[Document page image records]
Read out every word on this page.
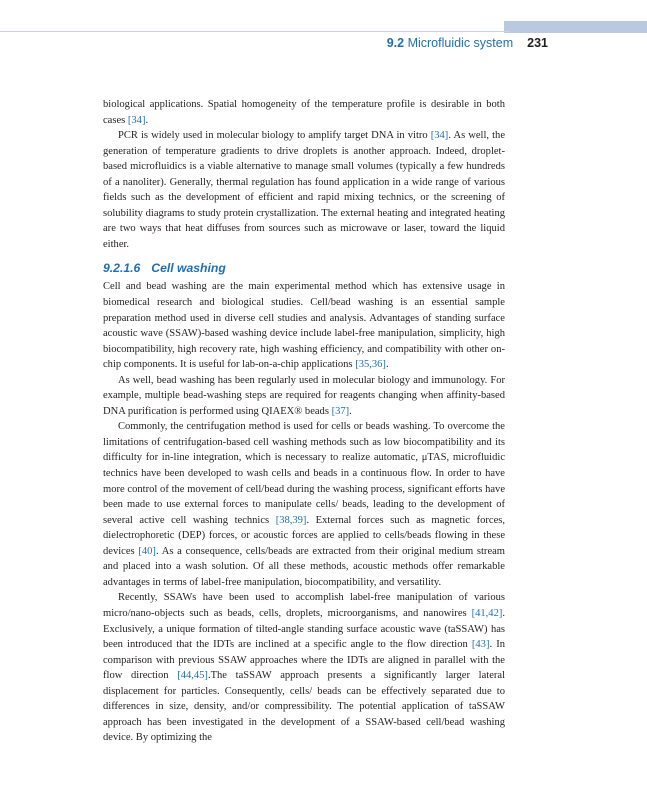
9.2 Microfluidic system 231

biological applications. Spatial homogeneity of the temperature profile is desirable in both cases [34].

PCR is widely used in molecular biology to amplify target DNA in vitro [34]. As well, the generation of temperature gradients to drive droplets is another approach. Indeed, droplet-based microfluidics is a viable alternative to manage small volumes (typically a few hundreds of a nanoliter). Generally, thermal regulation has found application in a wide range of various fields such as the development of efficient and rapid mixing technics, or the screening of solubility diagrams to study protein crystallization. The external heating and integrated heating are two ways that heat diffuses from sources such as microwave or laser, toward the liquid either.

9.2.1.6 Cell washing

Cell and bead washing are the main experimental method which has extensive usage in biomedical research and biological studies. Cell/bead washing is an essential sample preparation method used in diverse cell studies and analysis. Advantages of standing surface acoustic wave (SSAW)-based washing device include label-free manipulation, simplicity, high biocompatibility, high recovery rate, high washing efficiency, and compatibility with other on-chip components. It is useful for lab-on-a-chip applications [35,36].

As well, bead washing has been regularly used in molecular biology and immunology. For example, multiple bead-washing steps are required for reagents changing when affinity-based DNA purification is performed using QIAEX® beads [37].

Commonly, the centrifugation method is used for cells or beads washing. To overcome the limitations of centrifugation-based cell washing methods such as low biocompatibility and its difficulty for in-line integration, which is necessary to realize automatic, μTAS, microfluidic technics have been developed to wash cells and beads in a continuous flow. In order to have more control of the movement of cell/bead during the washing process, significant efforts have been made to use external forces to manipulate cells/ beads, leading to the development of several active cell washing technics [38,39]. External forces such as magnetic forces, dielectrophoretic (DEP) forces, or acoustic forces are applied to cells/beads flowing in these devices [40]. As a consequence, cells/beads are extracted from their original medium stream and placed into a wash solution. Of all these methods, acoustic methods offer remarkable advantages in terms of label-free manipulation, biocompatibility, and versatility.

Recently, SSAWs have been used to accomplish label-free manipulation of various micro/nano-objects such as beads, cells, droplets, microorganisms, and nanowires [41,42]. Exclusively, a unique formation of tilted-angle standing surface acoustic wave (taSSAW) has been introduced that the IDTs are inclined at a specific angle to the flow direction [43]. In comparison with previous SSAW approaches where the IDTs are aligned in parallel with the flow direction [44,45].The taSSAW approach presents a significantly larger lateral displacement for particles. Consequently, cells/ beads can be effectively separated due to differences in size, density, and/or compressibility. The potential application of taSSAW approach has been investigated in the development of a SSAW-based cell/bead washing device. By optimizing the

TASK REQUIREMENTS:
Go through the records above, find each line with the string "biological", and copy it.

YOUR RESPONSE:
biological applications. Spatial homogeneity of the temperature profile is desirable in both cases [34].
Cell and bead washing are the main experimental method which has extensive usage in biomedical research and biological studies. Cell/bead washing is an essential sample preparation method used in diverse cell studies and analysis. Advantages of standing surface acoustic wave (SSAW)-based washing device include label-free manipulation, simplicity, high biocompatibility, high recovery rate, high washing efficiency, and compatibility with other on-chip components. It is useful for lab-on-a-chip applications [35,36].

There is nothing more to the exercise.